───── EXERCISE INPUTS

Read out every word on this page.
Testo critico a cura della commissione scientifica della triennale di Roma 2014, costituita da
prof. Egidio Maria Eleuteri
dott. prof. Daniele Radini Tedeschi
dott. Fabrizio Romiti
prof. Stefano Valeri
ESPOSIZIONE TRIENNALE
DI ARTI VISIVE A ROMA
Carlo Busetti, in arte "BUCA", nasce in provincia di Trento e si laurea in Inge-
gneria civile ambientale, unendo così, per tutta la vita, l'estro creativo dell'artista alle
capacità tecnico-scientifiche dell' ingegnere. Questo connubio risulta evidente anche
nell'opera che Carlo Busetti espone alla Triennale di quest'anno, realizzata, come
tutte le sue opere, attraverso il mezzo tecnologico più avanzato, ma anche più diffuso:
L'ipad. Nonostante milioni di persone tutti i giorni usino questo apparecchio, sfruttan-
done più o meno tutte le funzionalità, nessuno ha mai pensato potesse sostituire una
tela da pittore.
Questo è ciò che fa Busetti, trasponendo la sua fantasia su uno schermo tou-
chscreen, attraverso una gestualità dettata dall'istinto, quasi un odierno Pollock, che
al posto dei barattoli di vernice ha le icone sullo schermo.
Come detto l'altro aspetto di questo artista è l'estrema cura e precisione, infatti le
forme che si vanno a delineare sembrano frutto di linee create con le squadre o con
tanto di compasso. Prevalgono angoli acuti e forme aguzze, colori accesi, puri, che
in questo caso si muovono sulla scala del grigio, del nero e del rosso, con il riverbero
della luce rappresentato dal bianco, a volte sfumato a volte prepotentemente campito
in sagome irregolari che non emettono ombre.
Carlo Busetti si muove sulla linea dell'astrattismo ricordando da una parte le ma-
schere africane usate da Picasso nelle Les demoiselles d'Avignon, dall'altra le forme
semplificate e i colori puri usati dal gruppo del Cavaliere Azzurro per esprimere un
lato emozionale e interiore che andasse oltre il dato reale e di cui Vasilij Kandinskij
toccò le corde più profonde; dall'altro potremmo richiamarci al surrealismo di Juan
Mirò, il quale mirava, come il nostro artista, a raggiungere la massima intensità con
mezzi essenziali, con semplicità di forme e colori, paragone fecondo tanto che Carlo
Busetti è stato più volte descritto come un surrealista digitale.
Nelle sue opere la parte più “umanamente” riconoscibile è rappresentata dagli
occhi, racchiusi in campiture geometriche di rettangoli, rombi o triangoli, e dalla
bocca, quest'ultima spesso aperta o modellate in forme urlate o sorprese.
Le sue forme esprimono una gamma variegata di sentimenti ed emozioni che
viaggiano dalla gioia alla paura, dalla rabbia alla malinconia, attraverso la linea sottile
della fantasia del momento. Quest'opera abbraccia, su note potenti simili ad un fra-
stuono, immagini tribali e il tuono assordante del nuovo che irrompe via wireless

──────────

Copy out each line that contains the word "opera".

nell'opera che Carlo Busetti espone alla Triennale di quest'anno, realizzata, come
della fantasia del momento. Quest'opera abbraccia, su note potenti simili ad un fra-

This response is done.